>> begin ENTRIES SHOWN

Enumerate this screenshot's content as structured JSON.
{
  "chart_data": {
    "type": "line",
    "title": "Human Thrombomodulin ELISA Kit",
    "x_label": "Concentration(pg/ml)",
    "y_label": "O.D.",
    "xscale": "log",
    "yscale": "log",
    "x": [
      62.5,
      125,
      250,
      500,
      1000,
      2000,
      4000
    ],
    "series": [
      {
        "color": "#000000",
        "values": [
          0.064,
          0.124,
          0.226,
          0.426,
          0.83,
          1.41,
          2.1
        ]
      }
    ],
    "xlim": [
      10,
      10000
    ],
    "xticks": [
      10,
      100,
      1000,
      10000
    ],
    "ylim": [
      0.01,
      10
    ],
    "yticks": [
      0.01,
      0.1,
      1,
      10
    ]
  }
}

>> end ENTRIES SHOWN

**WHAT TO WORK ON:**
Type the material above out again, exactly.

**WORKED ANSWER:**
Enumerate this screenshot's content as structured JSON.
{
  "chart_data": {
    "type": "line",
    "title": "Human Thrombomodulin ELISA Kit",
    "x_label": "Concentration(pg/ml)",
    "y_label": "O.D.",
    "xscale": "log",
    "yscale": "log",
    "x": [
      62.5,
      125,
      250,
      500,
      1000,
      2000,
      4000
    ],
    "series": [
      {
        "color": "#000000",
        "values": [
          0.064,
          0.124,
          0.226,
          0.426,
          0.83,
          1.41,
          2.1
        ]
      }
    ],
    "xlim": [
      10,
      10000
    ],
    "xticks": [
      10,
      100,
      1000,
      10000
    ],
    "ylim": [
      0.01,
      10
    ],
    "yticks": [
      0.01,
      0.1,
      1,
      10
    ]
  }
}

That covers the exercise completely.